Das Neuronale Netz hat zuerst einen Embedding Layer mit 30 Outputdimensionen. Danach folgen 2 LSTM Layer mit einer Sequenlänge von 128. Danach kommt ein Dropout von 0,3. Im Anschluss noch 2 Denselayer mit einmal eine ReLu Aktivierung und einmal einer Softmax Aktivierungsfunktion.

In [46]:
lf  = tf.keras.losses.SparseCategoricalCrossentropy()
opt = tf.keras.optimizers.Adam()
#met1 = tf.keras.metrics.SparseCategoricalAccuracy(name="top1_accuracy")
met2 = tf.keras.metrics.SparseTopKCategoricalAccuracy(k=5, name='top5_accuracy')

model.compile(loss=lf, optimizer=opt, metrics=[met1])

In [48]:
if Path('/Users/retoheller/ml4ds_2020_g1/ml4ds_2020_g1/models/').exists():
    [p.unlink() for p in Path('/Users/retoheller/ml4ds_2020_g1/ml4ds_2020_g1/models').glob("./*.hdf5")]

Ich fitte das Modell 20 Epochen lang und verwende dazu callbacks mit Early Stopping, ModelCheckpoints und einer Learning Rate Reduction.

In [49]:
est = tf.keras.callbacks.EarlyStopping(monitor='loss', min_delta=0.001, patience=5, verbose=1, mode='min', baseline=None, restore_best_weights=True)
rlr = tf.keras.callbacks.ReduceLROnPlateau(monitor='loss', factor=0.5, patience=3, min_lr=1e-6, mode='min', verbose=1)
mcp = tf.keras.callbacks.ModelCheckpoint(filepath="/Users/retoheller/ml4ds_2020_g1/ml4ds_2020_g1/models/mozart_model.{epoch:03d}-{top1_accuracy:.4f}.hdf5", monitor="loss")
cbs = [est, rlr, mcp]   

model.fit(train_ds, epochs=20, callbacks = cbs, initial_epoch=0)

Epoch 1/20
Epoch 2/20
Epoch 3/20
Epoch 4/20
Epoch 5/20
Epoch 6/20
Epoch 7/20
Epoch 8/20
Epoch 9/20
Epoch 10/20
Epoch 11/20
Epoch 12/20
Epoch 13/20
Epoch 14/20
Epoch 15/20
Epoch 16/20
Epoch 17/20
Epoch 18/20
Epoch 19/20
Epoch 20/20


<tensorflow.python.keras.callbacks.History at 0x147d7ea90>

In [50]:
#model.load_weights('/Users/retoheller/ml4ds_2020_g1/ml4ds_2020_g1/m')
^^^^^^^^^^^^^^^^
Fragen zum ausgewählten Abschnitt:
1. Wie viele Outputdimensionen hat der Embedding Layer?
2. Welcher Dropout-Wert folgt auf die beiden LSTM Layer?
3. Welche drei Callbacks werden beim Fitten des Modells verwendet?
^^^^^^^^^^^^^^^^
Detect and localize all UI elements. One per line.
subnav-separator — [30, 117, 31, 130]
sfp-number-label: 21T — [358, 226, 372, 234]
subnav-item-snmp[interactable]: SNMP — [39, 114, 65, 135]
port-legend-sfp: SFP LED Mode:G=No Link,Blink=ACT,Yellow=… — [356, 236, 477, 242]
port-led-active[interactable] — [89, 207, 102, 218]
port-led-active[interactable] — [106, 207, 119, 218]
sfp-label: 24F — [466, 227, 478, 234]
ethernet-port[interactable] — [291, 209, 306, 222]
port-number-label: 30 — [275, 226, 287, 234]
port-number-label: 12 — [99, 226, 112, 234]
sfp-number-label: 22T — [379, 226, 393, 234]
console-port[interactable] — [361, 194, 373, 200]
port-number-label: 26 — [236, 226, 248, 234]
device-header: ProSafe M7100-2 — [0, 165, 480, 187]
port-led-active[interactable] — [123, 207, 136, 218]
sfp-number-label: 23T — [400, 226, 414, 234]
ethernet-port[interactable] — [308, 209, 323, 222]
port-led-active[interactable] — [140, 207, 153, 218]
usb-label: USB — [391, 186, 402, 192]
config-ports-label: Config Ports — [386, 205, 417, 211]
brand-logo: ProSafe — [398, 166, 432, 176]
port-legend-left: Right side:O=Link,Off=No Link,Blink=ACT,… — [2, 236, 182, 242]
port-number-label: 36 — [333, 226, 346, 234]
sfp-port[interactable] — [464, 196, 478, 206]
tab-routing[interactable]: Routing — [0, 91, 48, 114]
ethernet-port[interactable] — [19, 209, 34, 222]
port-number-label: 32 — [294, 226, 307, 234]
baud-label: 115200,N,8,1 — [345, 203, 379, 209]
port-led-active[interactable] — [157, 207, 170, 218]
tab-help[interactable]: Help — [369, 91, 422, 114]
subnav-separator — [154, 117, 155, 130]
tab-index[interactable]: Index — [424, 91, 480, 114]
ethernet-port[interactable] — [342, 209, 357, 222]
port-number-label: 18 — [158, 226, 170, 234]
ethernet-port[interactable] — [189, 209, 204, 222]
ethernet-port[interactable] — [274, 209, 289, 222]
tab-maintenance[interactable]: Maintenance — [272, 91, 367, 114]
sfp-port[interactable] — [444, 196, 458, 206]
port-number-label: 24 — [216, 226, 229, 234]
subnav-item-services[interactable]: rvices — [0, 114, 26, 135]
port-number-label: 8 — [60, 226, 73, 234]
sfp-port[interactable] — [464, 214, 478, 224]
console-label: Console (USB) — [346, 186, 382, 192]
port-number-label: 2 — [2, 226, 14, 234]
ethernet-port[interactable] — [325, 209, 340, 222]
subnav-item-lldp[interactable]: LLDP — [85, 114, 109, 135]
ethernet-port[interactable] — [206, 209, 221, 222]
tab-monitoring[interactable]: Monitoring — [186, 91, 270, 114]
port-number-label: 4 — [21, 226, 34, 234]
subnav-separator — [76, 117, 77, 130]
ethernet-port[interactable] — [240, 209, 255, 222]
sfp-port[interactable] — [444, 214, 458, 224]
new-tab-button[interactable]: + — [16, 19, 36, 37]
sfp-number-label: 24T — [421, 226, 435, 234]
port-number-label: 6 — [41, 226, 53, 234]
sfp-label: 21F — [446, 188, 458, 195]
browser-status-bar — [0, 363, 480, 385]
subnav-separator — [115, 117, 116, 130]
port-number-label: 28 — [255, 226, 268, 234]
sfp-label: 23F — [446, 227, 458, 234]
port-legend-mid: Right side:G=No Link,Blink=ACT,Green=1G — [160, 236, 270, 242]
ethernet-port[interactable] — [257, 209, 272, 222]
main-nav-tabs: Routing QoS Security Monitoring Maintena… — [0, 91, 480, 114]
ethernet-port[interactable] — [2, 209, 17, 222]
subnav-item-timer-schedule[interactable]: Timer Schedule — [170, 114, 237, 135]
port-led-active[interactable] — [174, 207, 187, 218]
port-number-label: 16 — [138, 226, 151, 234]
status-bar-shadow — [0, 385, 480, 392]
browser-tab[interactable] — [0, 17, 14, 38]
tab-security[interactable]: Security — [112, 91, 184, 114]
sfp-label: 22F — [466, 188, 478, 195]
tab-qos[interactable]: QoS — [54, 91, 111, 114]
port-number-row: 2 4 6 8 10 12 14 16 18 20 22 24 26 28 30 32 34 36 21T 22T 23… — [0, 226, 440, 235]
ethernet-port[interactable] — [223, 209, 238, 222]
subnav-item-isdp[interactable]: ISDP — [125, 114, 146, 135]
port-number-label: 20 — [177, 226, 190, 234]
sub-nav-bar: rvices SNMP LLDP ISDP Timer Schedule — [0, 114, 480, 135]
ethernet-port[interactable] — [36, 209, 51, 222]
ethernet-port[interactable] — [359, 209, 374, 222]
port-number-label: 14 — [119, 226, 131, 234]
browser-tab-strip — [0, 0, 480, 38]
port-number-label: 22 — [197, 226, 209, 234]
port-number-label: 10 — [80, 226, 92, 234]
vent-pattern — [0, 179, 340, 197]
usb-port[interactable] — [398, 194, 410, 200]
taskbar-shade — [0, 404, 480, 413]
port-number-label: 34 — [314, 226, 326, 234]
^^^^^^^^^^^^^^^^
LÖSUNG DER AUFGABE:
1. 30
2. 0,3
3. Early Stopping, ModelCheckpoints und eine Learning Rate Reduction